→ **What you have to do**:
Give only the number of lines where "Registration" occurs.

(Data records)

┄┄┄┄┄┄┄┄┄┄

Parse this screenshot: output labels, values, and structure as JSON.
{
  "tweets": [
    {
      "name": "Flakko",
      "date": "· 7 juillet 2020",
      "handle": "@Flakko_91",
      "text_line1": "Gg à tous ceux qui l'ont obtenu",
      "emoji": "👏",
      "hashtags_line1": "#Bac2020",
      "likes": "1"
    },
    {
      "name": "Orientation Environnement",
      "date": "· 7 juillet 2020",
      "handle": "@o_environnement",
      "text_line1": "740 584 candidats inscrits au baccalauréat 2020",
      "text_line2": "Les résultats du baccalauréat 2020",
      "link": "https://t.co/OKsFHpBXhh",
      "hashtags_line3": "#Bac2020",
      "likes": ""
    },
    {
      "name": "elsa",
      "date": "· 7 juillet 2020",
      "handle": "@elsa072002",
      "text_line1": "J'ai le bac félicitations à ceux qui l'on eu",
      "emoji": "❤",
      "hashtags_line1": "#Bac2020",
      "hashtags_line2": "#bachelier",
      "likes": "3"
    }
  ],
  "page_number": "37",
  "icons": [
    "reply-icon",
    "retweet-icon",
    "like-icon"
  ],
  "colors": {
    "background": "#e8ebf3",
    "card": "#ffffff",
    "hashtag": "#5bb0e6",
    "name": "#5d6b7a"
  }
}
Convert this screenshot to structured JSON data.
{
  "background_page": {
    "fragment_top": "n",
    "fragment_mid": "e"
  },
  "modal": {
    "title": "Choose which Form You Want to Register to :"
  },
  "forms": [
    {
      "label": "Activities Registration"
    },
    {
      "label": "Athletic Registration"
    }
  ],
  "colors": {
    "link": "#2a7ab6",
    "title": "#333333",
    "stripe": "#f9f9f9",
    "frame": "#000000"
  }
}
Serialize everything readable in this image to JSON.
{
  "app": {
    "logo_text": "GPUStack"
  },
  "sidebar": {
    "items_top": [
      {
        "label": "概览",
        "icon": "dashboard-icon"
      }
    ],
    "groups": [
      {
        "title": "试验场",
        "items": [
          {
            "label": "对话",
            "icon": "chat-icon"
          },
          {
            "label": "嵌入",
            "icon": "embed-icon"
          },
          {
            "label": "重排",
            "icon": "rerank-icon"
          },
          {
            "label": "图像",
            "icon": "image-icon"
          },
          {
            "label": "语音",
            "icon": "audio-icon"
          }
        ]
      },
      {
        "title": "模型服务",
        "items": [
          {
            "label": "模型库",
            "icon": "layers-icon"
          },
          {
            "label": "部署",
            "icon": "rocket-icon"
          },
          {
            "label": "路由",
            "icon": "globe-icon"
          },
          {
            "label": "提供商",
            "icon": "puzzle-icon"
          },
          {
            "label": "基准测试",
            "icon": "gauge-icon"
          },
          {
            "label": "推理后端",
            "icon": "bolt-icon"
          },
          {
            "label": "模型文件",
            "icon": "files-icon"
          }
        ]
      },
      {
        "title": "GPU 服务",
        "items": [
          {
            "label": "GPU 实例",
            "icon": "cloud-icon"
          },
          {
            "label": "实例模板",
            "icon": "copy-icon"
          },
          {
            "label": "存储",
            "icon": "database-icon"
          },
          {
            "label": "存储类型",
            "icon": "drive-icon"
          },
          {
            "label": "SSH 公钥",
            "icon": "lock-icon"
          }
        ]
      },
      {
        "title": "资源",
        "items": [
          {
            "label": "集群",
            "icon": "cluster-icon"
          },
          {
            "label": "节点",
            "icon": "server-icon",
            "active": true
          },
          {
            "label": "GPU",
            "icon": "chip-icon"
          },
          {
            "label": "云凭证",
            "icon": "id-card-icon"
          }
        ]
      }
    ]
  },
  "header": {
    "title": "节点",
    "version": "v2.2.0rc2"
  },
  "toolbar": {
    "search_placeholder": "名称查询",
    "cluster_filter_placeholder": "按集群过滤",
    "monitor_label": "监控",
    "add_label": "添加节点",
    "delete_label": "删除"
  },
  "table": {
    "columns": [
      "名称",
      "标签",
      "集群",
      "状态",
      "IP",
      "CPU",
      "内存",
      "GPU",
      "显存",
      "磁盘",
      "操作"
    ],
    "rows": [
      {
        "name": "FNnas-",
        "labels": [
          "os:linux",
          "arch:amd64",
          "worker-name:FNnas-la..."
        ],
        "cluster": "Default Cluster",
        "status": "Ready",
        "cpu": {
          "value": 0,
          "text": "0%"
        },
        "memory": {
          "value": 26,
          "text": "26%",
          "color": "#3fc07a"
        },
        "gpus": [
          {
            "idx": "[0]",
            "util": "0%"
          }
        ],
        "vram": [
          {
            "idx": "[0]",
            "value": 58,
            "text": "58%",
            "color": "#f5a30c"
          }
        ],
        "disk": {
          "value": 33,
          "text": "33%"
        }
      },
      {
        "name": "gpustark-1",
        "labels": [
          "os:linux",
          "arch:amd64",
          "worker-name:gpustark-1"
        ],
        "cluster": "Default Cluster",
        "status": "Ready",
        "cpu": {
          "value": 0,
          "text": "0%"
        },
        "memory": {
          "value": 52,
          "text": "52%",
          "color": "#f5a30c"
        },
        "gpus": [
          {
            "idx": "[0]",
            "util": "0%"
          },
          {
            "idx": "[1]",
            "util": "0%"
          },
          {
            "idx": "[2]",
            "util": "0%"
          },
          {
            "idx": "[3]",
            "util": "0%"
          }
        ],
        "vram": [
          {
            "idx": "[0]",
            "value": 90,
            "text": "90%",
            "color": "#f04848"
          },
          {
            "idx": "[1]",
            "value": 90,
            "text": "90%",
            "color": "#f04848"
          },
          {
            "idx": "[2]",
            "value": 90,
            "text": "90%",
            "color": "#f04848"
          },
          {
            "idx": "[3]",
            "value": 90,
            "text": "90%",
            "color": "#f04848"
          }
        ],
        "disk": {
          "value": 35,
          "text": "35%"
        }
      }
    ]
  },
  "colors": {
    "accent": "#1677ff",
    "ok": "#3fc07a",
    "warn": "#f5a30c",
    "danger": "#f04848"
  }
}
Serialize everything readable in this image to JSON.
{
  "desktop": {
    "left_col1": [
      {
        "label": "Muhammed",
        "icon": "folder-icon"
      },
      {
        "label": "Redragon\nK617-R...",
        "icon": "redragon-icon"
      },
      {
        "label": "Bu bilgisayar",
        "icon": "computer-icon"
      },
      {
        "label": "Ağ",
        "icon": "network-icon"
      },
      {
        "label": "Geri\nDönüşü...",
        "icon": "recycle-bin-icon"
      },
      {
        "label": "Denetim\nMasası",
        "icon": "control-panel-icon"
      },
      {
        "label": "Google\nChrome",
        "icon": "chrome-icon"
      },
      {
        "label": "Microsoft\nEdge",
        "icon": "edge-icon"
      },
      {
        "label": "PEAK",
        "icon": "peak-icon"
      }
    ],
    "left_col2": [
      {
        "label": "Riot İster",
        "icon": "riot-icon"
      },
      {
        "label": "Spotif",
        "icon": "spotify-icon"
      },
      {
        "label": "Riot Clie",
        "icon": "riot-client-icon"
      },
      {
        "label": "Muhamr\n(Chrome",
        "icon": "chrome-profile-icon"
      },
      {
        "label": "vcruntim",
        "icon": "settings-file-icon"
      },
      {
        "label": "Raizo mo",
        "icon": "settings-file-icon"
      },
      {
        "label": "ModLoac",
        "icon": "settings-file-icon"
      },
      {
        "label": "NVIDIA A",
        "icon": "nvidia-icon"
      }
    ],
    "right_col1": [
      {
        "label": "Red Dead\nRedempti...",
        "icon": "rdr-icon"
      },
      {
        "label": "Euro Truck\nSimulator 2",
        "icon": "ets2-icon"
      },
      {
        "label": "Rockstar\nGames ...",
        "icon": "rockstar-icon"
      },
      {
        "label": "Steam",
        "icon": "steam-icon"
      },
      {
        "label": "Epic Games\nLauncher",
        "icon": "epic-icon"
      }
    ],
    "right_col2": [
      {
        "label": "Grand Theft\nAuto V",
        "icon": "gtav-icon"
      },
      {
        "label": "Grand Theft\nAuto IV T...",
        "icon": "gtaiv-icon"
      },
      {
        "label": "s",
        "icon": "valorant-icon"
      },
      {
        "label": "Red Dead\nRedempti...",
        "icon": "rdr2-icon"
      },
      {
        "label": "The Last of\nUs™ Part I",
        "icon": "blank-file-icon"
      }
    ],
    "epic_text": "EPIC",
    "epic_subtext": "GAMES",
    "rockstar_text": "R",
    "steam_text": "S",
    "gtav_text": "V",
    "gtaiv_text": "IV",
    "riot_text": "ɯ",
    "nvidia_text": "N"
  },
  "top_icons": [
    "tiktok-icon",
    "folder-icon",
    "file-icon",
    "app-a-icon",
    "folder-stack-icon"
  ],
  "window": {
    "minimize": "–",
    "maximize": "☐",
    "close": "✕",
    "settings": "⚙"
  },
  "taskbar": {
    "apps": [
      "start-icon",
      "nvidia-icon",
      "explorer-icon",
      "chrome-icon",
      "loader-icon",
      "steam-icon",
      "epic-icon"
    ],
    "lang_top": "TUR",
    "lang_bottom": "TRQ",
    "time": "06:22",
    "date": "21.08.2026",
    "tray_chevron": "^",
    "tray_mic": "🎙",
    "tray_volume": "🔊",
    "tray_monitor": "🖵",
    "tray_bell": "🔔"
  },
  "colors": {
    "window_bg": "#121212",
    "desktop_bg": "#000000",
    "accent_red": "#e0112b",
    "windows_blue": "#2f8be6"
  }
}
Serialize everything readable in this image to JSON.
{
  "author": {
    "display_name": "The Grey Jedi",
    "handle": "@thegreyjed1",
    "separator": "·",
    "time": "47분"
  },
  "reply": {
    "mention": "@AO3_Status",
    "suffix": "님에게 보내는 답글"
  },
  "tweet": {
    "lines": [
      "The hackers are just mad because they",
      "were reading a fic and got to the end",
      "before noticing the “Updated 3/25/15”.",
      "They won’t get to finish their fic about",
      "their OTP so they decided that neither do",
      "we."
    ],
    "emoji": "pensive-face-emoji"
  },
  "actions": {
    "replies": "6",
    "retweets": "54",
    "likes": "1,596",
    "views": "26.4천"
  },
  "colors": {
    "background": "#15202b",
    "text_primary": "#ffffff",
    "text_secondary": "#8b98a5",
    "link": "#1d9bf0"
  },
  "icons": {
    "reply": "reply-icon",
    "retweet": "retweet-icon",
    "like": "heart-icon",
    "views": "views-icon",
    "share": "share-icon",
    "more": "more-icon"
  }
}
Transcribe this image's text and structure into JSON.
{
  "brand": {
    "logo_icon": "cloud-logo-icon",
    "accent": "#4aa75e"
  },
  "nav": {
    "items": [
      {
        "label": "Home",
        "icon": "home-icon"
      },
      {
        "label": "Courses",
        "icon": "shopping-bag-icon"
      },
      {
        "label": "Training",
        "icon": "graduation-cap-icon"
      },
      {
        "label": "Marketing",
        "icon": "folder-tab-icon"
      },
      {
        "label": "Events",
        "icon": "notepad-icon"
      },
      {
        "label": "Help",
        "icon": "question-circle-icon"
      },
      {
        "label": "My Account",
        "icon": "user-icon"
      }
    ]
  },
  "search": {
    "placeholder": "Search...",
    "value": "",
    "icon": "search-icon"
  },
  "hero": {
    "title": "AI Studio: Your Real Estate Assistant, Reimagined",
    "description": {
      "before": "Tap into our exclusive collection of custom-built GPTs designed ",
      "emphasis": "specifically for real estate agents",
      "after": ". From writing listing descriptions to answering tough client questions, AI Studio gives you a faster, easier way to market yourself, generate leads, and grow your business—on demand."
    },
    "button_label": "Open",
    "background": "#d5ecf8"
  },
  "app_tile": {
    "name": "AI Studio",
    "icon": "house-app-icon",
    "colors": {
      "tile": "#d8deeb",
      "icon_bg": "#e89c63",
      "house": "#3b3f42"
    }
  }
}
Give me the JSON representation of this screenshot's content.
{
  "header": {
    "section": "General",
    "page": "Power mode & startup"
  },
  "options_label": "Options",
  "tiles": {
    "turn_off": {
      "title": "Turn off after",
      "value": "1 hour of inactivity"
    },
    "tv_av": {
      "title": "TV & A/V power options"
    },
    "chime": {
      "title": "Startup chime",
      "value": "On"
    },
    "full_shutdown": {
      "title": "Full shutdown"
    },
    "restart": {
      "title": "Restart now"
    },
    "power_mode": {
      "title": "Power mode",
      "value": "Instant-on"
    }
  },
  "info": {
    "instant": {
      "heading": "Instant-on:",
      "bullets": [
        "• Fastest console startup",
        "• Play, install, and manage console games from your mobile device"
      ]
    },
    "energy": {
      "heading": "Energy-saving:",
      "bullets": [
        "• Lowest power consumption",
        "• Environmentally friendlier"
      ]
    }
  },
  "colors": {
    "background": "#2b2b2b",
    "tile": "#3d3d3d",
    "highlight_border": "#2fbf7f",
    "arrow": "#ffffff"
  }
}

┄┄┄┄┄┄┄┄┄┄

→ **Written response**:
2